> **PROBLEM REQUIREMENTS**
Keep only the lines where "איינער" appears.

----- RECORDS FOR THE TASK

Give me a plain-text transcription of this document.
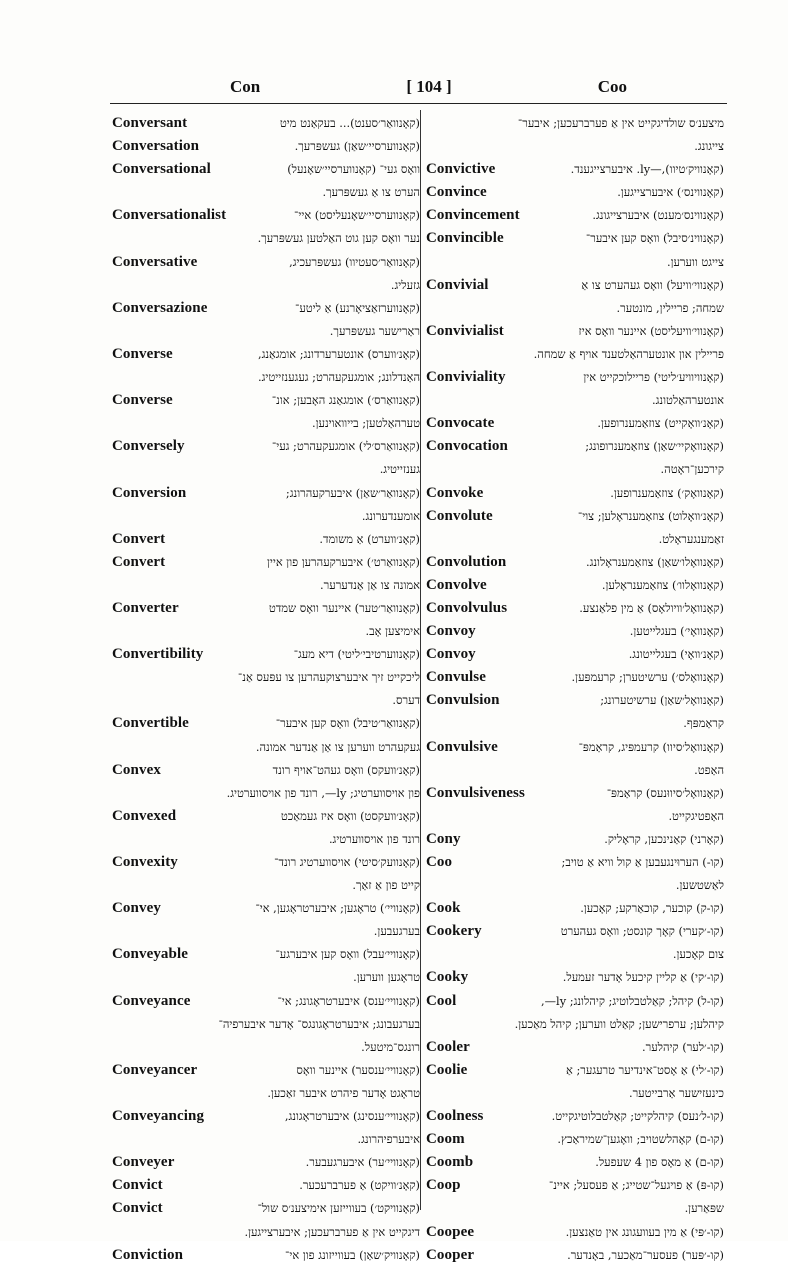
Con	[ 104 ]	Coo
Conversant	(קאָנוואַר׳סענט)... בעקאַנט מיט
Conversation	(קאָנווערסיי׳שאַן) געשפּרעך.
Conversational	וואָס געי־ (קאָנווערסיי׳שאָנעל)
הערט צו אַ געשפּרעך.
Conversationalist	(קאָנווערסיי׳שאָנעליסט) איי־
נער וואָס קען גוט האַלטען געשפּרעך.
Conversative	(קאָנוואַר׳סעטיוו) געשפּרעכיג,
גזעליג.
Conversazione	(קאָנווערזאַציאָרנע) אַ ליטע־
ראַרישער געשפּרעך.
Converse	(קאָנ׳ווערס) אונטערערדונג; אומגאַנג,
האַנדלונג; אומגעקעהרט; געגענזייטיג.
Converse	(קאָנוואַרס׳) אומגאַנג האָבען; אונ־
טערהאַלטען; בייוואוינען.
Conversely	(קאָנוואַרס׳לי) אומגעקעהרט; געי־
גענזייטיג.
Conversion	(קאָנוואַר׳שאַן) איבערקעהרונג;
אומענדערונג.
Convert	(קאָנ׳ווערט) אַ משומד.
Convert	(קאָנוואַרט׳) איבערקעהרען פון איין
אמונה צו אַן אַנדערער.
Converter	(קאָנוואַר׳טער) איינער וואָס שמדט
אימיצען אָב.
Convertibility	(קאָנווערטיבי׳ליטי) דיא מעג־
ליכקייט זיך איבערצוקעהרען צו עפּעס אַנ־
דערס.
Convertible	(קאָנוואַר׳טיבל) וואָס קען איבער־
געקעהרט ווערען צו אַן אַנדער אמונה.
Convex	(קאָנ׳וועקס) וואָס געהט־אויף רונד
פון אויסווערטיג; ly—, רונד פון אויסווערטיג.
Convexed	(קאָנ׳וועקסט) וואָס איז געמאַכט
רונד פון אויסווערטיג.
Convexity	(קאָנוועק׳סיטי) אויסווערטיג רונד־
קייט פון אַ זאַך.
Convey	(קאָנוויי׳) טראָגען; איבערטראָגען, אי־
בערגעבען.
Conveyable	(קאָנוויי׳עבל) וואָס קען איבערגע־
טראָגען ווערען.
Conveyance	(קאָנוויי׳ענס) איבערטראָגונג; אי־
בערגעבונג; איבערטראָגונגס־ אָדער איבערפיה־
רונגס־מיטעל.
Conveyancer	(קאָנוויי׳ענסער) איינער וואָס
טראָגט אָדער פיהרט איבער זאַכען.
Conveyancing	(קאָנוויי׳ענסינג) איבערטראָגונג,
איבערפיהרונג.
Conveyer	(קאָנוויי׳ער) איבערגעבער.
Convict	(קאָנ׳וויקט) אַ פערברעכער.
Convict	(קאָנוויקט׳) בעווייזען אימיצענ׳ס שול־
דיגקייט אין אַ פערברעכען; איבערצייגען.
Conviction	(קאָנוויק׳שאַן) בעווייזונג פון אי־
מיצענ׳ס שולדיגקייט אין אַ פערברעכען; איבער־
צייגונג.
Convictive	(קאָנוויק׳טיוו),—ly. איבערצייגענד.
Convince	(קאָנווינס׳) איבערצייגען.
Convincement	(קאָנווינס׳מענט) איבערצייגונג.
Convincible	(קאָנווינ׳סיבל) וואָס קען איבער־
צייגט ווערען.
Convivial	(קאָנווי׳וויעל) וואָס געהערט צו אַ
שמחה; פריילין, מונטער.
Convivialist	(קאָנווי׳וויעליסט) איינער וואָס איז
פריילין און אונטערהאַלטענד אויף אַ שמחה.
Conviviality	(קאָנוויוויע׳ליטי) פריילוכקייט אין
אונטערהאַלטונג.
Convocate	(קאָנ׳וואָקייט) צוזאַמענרופען.
Convocation	(קאָנוואָקיי׳שאַן) צוזאַמענרופונג;
קירכען־ראָטה.
Convoke	(קאָנוואָק׳) צוזאַמענרופען.
Convolute	(קאָנ׳וואָלוט) צוזאַמענראָלען; צוי־
זאַמענגעראָלט.
Convolution	(קאָנוואָלו׳שאַן) צוזאַמענראָלונג.
Convolve	(קאָנוואָלוו׳) צוזאַמענראָלען.
Convolvulus	(קאָנוואָל׳וויולאָס) אַ מין פלאַנצע.
Convoy	(קאָנוואָי׳) בעגלייטען.
Convoy	(קאָנ׳וואָי) בעגלייטונג.
Convulse	(קאָנוואָלס׳) ערשיטערן; קרעמפּען.
Convulsion	(קאָנוואָל׳שאַן) ערשיטערונג;
קראַמפּף.
Convulsive	(קאָנוואָל׳סיוו) קרעמפּיג, קראַמפּ־
האַפט.
Convulsiveness	(קאָנוואָל׳סיווּנעס) קראַמפּ־
האַפטיגקייט.
Cony	(קאָרני) קאַנינכען, קראָליק.
Coo	(קו-) הערוּינגעבען אַ קול וויא אַ טויב;
לאַשטשען.
Cook	(קו-ק) קוכער, קוכאַרקע; קאָכען.
Cookery	(קו-׳קערי) קאָך קונסט; וואָס געהערט
צום קאָכען.
Cooky	(קו-׳קי) אַ קליין קיכעל אָדער זעמעל.
Cool	(קו-ל) קיהל; קאַלטבלוטיג; קיהלונג; ly—,
קיהלען; ערפרישען; קאַלט ווערען; קיהל מאַכען.
Cooler	(קו-׳לער) קיהלער.
Coolie	(קו-׳לי) אַ אָסט־אינדיער טרעגער; אַ
כינעזישער אַרבייטער.
Coolness	(קו-ל׳נעס) קיהלקייט; קאַלטבלוטיגקייט.
Coom	(קו-ם) קאָהלשטויב; וואָגען־שמיראַכץ.
Coomb	(קו-ם) אַ מאָס פון 4 שעפעל.
Coop	(קו-פּ) אַ פויגעל־שטייג; אַ פעסעל; איינ־
שפּאַרען.
Coopee	(קו-׳פּי) אַ מין בעוועגונג אין טאַנצען.
Cooper	(קו-׳פּער) פעסער־מאַכער, באָנדער.
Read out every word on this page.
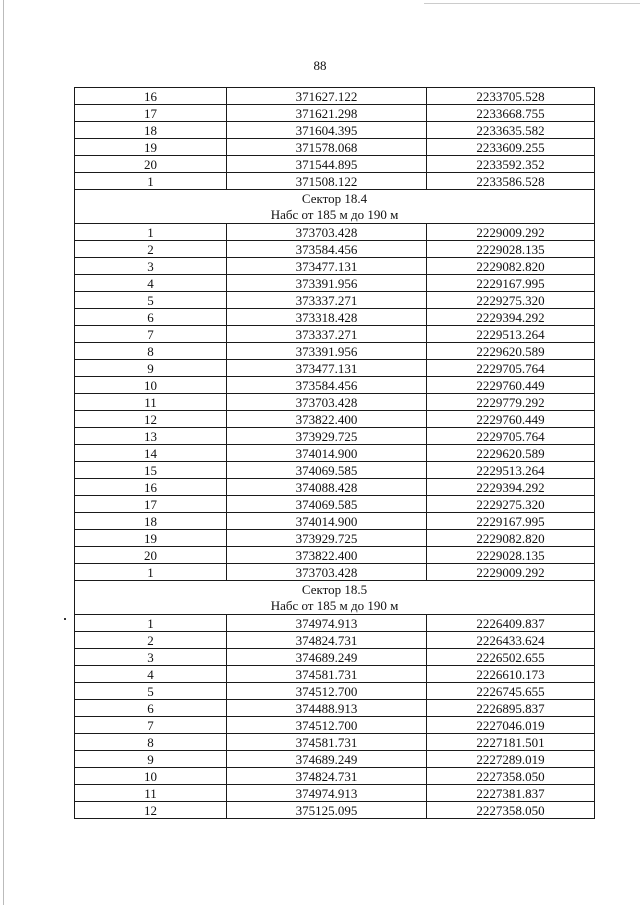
88
16	371627.122	2233705.528
17	371621.298	2233668.755
18	371604.395	2233635.582
19	371578.068	2233609.255
20	371544.895	2233592.352
1	371508.122	2233586.528

Сектор 18.4
Набс от 185 м до 190 м		

1	373703.428	2229009.292
2	373584.456	2229028.135
3	373477.131	2229082.820
4	373391.956	2229167.995
5	373337.271	2229275.320
6	373318.428	2229394.292
7	373337.271	2229513.264
8	373391.956	2229620.589
9	373477.131	2229705.764
10	373584.456	2229760.449
11	373703.428	2229779.292
12	373822.400	2229760.449
13	373929.725	2229705.764
14	374014.900	2229620.589
15	374069.585	2229513.264
16	374088.428	2229394.292
17	374069.585	2229275.320
18	374014.900	2229167.995
19	373929.725	2229082.820
20	373822.400	2229028.135
1	373703.428	2229009.292

Сектор 18.5
Набс от 185 м до 190 м		

1	374974.913	2226409.837
2	374824.731	2226433.624
3	374689.249	2226502.655
4	374581.731	2226610.173
5	374512.700	2226745.655
6	374488.913	2226895.837
7	374512.700	2227046.019
8	374581.731	2227181.501
9	374689.249	2227289.019
10	374824.731	2227358.050
11	374974.913	2227381.837
12	375125.095	2227358.050
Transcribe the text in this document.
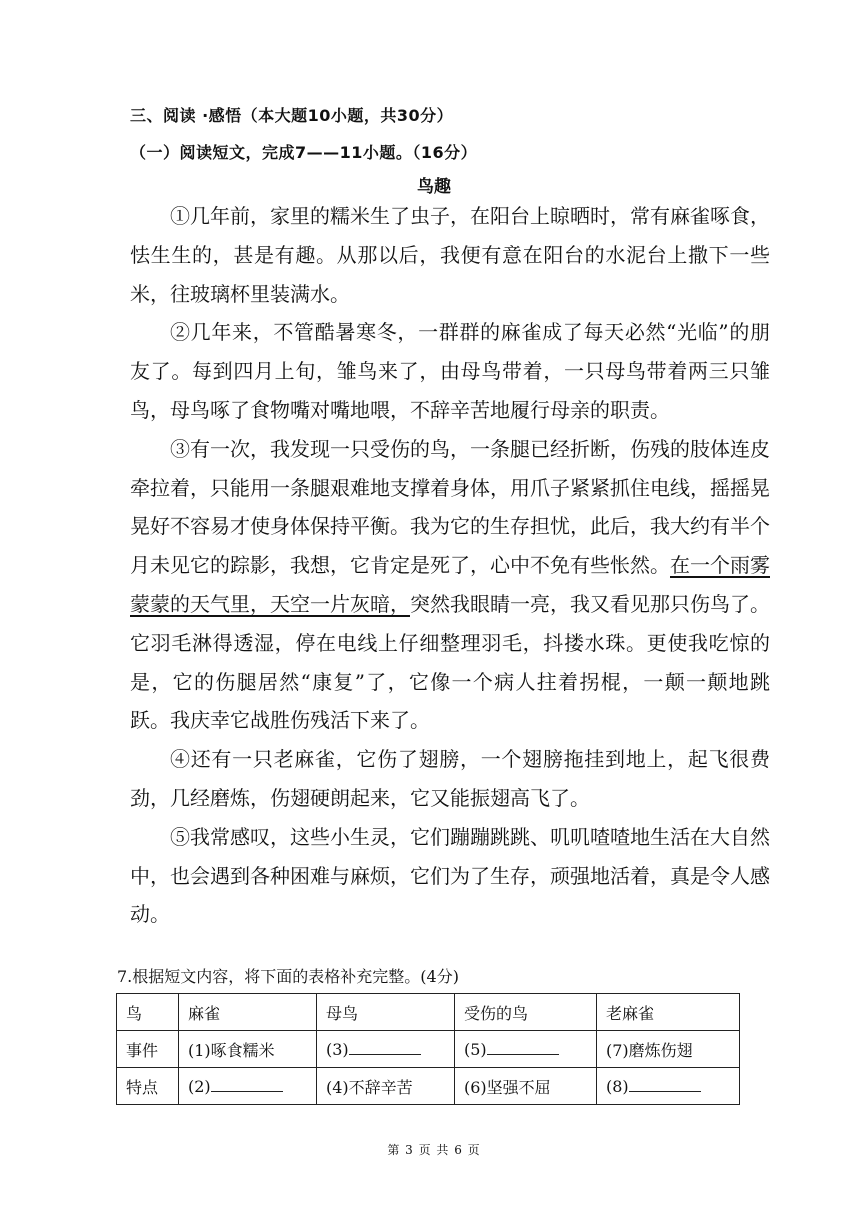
三、阅读 ·感悟（本大题10小题，共30分）
（一）阅读短文，完成7——11小题。（16分）
鸟趣

①几年前，家里的糯米生了虫子，在阳台上晾晒时，常有麻雀啄食，怯生生的，甚是有趣。从那以后，我便有意在阳台的水泥台上撒下一些米，往玻璃杯里装满水。

②几年来，不管酷暑寒冬，一群群的麻雀成了每天必然“光临”的朋友了。每到四月上旬，雏鸟来了，由母鸟带着，一只母鸟带着两三只雏鸟，母鸟啄了食物嘴对嘴地喂，不辞辛苦地履行母亲的职责。

③有一次，我发现一只受伤的鸟，一条腿已经折断，伤残的肢体连皮牵拉着，只能用一条腿艰难地支撑着身体，用爪子紧紧抓住电线，摇摇晃晃好不容易才使身体保持平衡。我为它的生存担忧，此后，我大约有半个月未见它的踪影，我想，它肯定是死了，心中不免有些怅然。在一个雨雾蒙蒙的天气里，天空一片灰暗，突然我眼睛一亮，我又看见那只伤鸟了。它羽毛淋得透湿，停在电线上仔细整理羽毛，抖搂水珠。更使我吃惊的是，它的伤腿居然“康复”了，它像一个病人拄着拐棍，一颠一颠地跳跃。我庆幸它战胜伤残活下来了。

④还有一只老麻雀，它伤了翅膀，一个翅膀拖挂到地上，起飞很费劲，几经磨炼，伤翅硬朗起来，它又能振翅高飞了。

⑤我常感叹，这些小生灵，它们蹦蹦跳跳、叽叽喳喳地生活在大自然中，也会遇到各种困难与麻烦，它们为了生存，顽强地活着，真是令人感动。

7.根据短文内容，将下面的表格补充完整。(4分)
鸟	麻雀	母鸟	受伤的鸟	老麻雀
事件	(1)啄食糯米	(3)	(5)	(7)磨炼伤翅
特点	(2)	(4)不辞辛苦	(6)坚强不屈	(8)
第 3 页 共 6 页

----------

> **THE SOLUTION**
Converter	(קאָנוואַר׳טער) איינער וואָס שמדט
Conveyancer	(קאָנוויי׳ענסער) איינער וואָס
Convivialist	(קאָנווי׳וויעליסט) איינער וואָס איז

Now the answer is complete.